[Task objective] Reproduce the lines below verbatim, starting with the line that contains "field-label: Cost Center" and continuing through the line that contains "tab-new-event[interactable]: New Event", both included.

[Dataset excerpt]
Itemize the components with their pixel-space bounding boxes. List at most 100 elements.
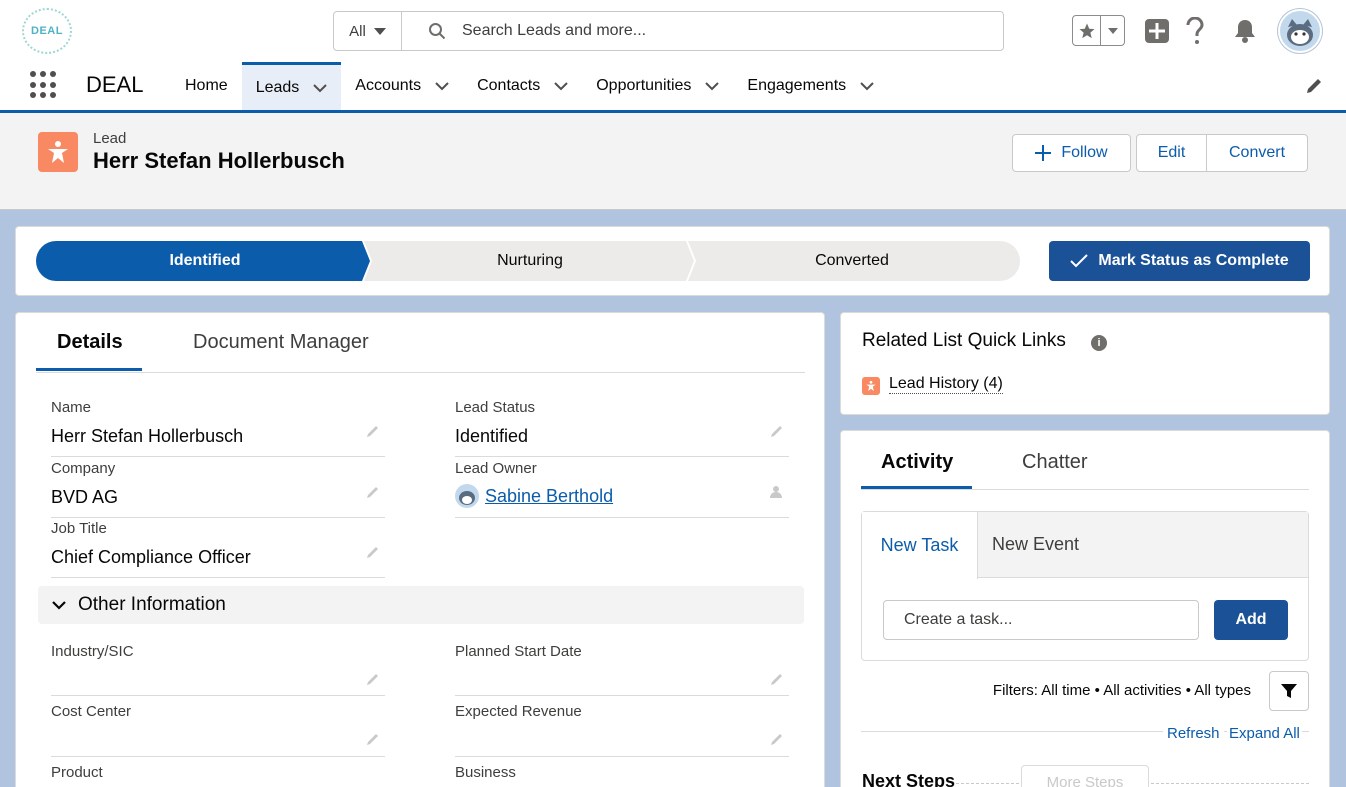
field-label: Cost Center bbox=[51, 703, 132, 720]
convert-button[interactable]: Convert bbox=[1206, 134, 1308, 172]
field-label: Business bbox=[455, 764, 516, 781]
field-business: Business bbox=[455, 764, 789, 787]
tab-new-event[interactable]: New Event bbox=[992, 534, 1079, 555]
field-company: Company BVD AG bbox=[51, 460, 385, 518]
record-title: Herr Stefan Hollerbusch bbox=[93, 148, 345, 173]
favorites-button[interactable] bbox=[1072, 15, 1125, 46]
add-task-button[interactable]: Add bbox=[1214, 600, 1288, 640]
help-icon[interactable] bbox=[1180, 15, 1210, 47]
nav-tab-home[interactable]: Home bbox=[171, 62, 242, 110]
lead-history-link[interactable]: Lead History (4) bbox=[889, 375, 1003, 394]
details-card: Details Document Manager Name Herr Stefa… bbox=[15, 312, 825, 787]
tab-document-manager[interactable]: Document Manager bbox=[193, 331, 369, 354]
edit-pencil-icon[interactable] bbox=[365, 671, 381, 687]
change-owner-icon[interactable] bbox=[769, 484, 785, 500]
user-avatar[interactable] bbox=[1278, 9, 1322, 53]
refresh-link[interactable]: Refresh bbox=[1163, 725, 1224, 742]
search-scope-dropdown[interactable]: All bbox=[334, 12, 402, 50]
activity-card: Activity Chatter New Task New Event Add … bbox=[840, 430, 1330, 787]
activity-composer: New Task New Event Add bbox=[861, 511, 1309, 661]
edit-pencil-icon[interactable] bbox=[769, 671, 785, 687]
nav-tab-leads[interactable]: Leads bbox=[241, 62, 342, 110]
edit-pencil-icon[interactable] bbox=[769, 731, 785, 747]
nav-tab-label: Contacts bbox=[477, 77, 541, 94]
status-path-card: Identified Nurturing Converted Mark Stat… bbox=[15, 226, 1330, 296]
chevron-down-icon[interactable] bbox=[313, 81, 327, 95]
tab-new-task[interactable]: New Task bbox=[862, 512, 978, 579]
notifications-bell-icon[interactable] bbox=[1230, 15, 1260, 47]
edit-pencil-icon[interactable] bbox=[365, 423, 381, 439]
tab-chatter[interactable]: Chatter bbox=[1022, 451, 1088, 474]
edit-pencil-icon[interactable] bbox=[365, 731, 381, 747]
lead-icon bbox=[38, 132, 78, 172]
chevron-down-icon[interactable] bbox=[705, 79, 720, 93]
field-label: Lead Status bbox=[455, 399, 536, 416]
app-launcher-icon[interactable] bbox=[30, 71, 58, 99]
chevron-down-icon[interactable] bbox=[860, 79, 874, 93]
app-name: DEAL bbox=[86, 72, 144, 97]
field-label: Name bbox=[51, 399, 92, 416]
field-expected-revenue: Expected Revenue bbox=[455, 703, 789, 757]
search-icon bbox=[429, 23, 446, 40]
app-logo[interactable]: DEAL bbox=[22, 8, 72, 54]
create-task-input[interactable] bbox=[883, 600, 1199, 640]
filter-button[interactable] bbox=[1269, 671, 1309, 711]
nav-tab-label: Engagements bbox=[747, 77, 847, 94]
mark-status-label: Mark Status as Complete bbox=[1098, 252, 1289, 269]
nav-tab-contacts[interactable]: Contacts bbox=[463, 62, 582, 110]
path-stage-nurturing[interactable]: Nurturing bbox=[374, 241, 686, 281]
active-tab-indicator bbox=[861, 486, 972, 489]
nav-tab-engagements[interactable]: Engagements bbox=[733, 62, 888, 110]
path-stage-converted[interactable]: Converted bbox=[696, 241, 1008, 281]
edit-pencil-icon[interactable] bbox=[769, 423, 785, 439]
plus-icon bbox=[1035, 145, 1052, 161]
tab-activity[interactable]: Activity bbox=[881, 451, 953, 474]
star-icon[interactable] bbox=[1073, 16, 1101, 45]
more-steps-button[interactable]: More Steps bbox=[1021, 765, 1149, 787]
field-value: Herr Stefan Hollerbusch bbox=[51, 426, 244, 446]
section-title: Other Information bbox=[78, 594, 226, 615]
field-value-wrap: Sabine Berthold bbox=[455, 484, 613, 508]
path-stage-identified[interactable]: Identified bbox=[36, 241, 374, 281]
field-label: Job Title bbox=[51, 520, 107, 537]
search-input[interactable] bbox=[462, 22, 962, 40]
favorites-menu-icon[interactable] bbox=[1101, 16, 1124, 45]
chevron-down-icon[interactable] bbox=[435, 79, 449, 93]
related-list-quick-links-card: Related List Quick Links i Lead History … bbox=[840, 312, 1330, 415]
check-icon bbox=[1070, 254, 1089, 268]
edit-pencil-icon[interactable] bbox=[365, 544, 381, 560]
info-icon[interactable]: i bbox=[1091, 335, 1107, 351]
expand-all-link[interactable]: Expand All bbox=[1227, 725, 1302, 742]
filter-icon bbox=[1281, 684, 1297, 698]
field-value: BVD AG bbox=[51, 487, 119, 507]
edit-nav-pencil-icon[interactable] bbox=[1304, 76, 1324, 96]
global-actions-add-icon[interactable] bbox=[1142, 15, 1172, 47]
follow-button[interactable]: Follow bbox=[1012, 134, 1131, 172]
lead-history-icon bbox=[862, 377, 880, 395]
field-industry-sic: Industry/SIC bbox=[51, 643, 385, 696]
nav-tab-accounts[interactable]: Accounts bbox=[341, 62, 463, 110]
tab-details[interactable]: Details bbox=[57, 331, 123, 354]
status-path: Identified Nurturing Converted bbox=[36, 241, 1020, 281]
edit-button[interactable]: Edit bbox=[1136, 134, 1207, 172]
nav-tab-opportunities[interactable]: Opportunities bbox=[582, 62, 733, 110]
section-other-information[interactable]: Other Information bbox=[38, 586, 804, 624]
search-scope-label: All bbox=[349, 22, 366, 40]
field-name: Name Herr Stefan Hollerbusch bbox=[51, 399, 385, 457]
global-search: All bbox=[333, 11, 1004, 51]
field-lead-status: Lead Status Identified bbox=[455, 399, 789, 457]
quick-links-title: Related List Quick Links bbox=[862, 330, 1066, 351]
chevron-down-icon[interactable] bbox=[554, 79, 568, 93]
nav-tab-label: Leads bbox=[255, 78, 300, 96]
edit-pencil-icon[interactable] bbox=[365, 484, 381, 500]
composer-tabs: New Task New Event bbox=[862, 512, 1308, 579]
mark-status-complete-button[interactable]: Mark Status as Complete bbox=[1049, 241, 1310, 281]
global-header: DEAL All bbox=[0, 0, 1346, 62]
field-value: Identified bbox=[455, 426, 529, 446]
logo-text: DEAL bbox=[31, 25, 63, 37]
nav-tab-label: Home bbox=[185, 77, 228, 94]
field-label: Company bbox=[51, 460, 116, 477]
lead-owner-link[interactable]: Sabine Berthold bbox=[485, 486, 613, 507]
field-product: Product bbox=[51, 764, 385, 787]
activity-tabs: Activity Chatter bbox=[861, 431, 1309, 490]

[Solution to the exercise]
field-label: Cost Center bbox=[51, 703, 132, 720]
convert-button[interactable]: Convert bbox=[1206, 134, 1308, 172]
field-label: Business bbox=[455, 764, 516, 781]
field-business: Business bbox=[455, 764, 789, 787]
tab-new-event[interactable]: New Event bbox=[992, 534, 1079, 555]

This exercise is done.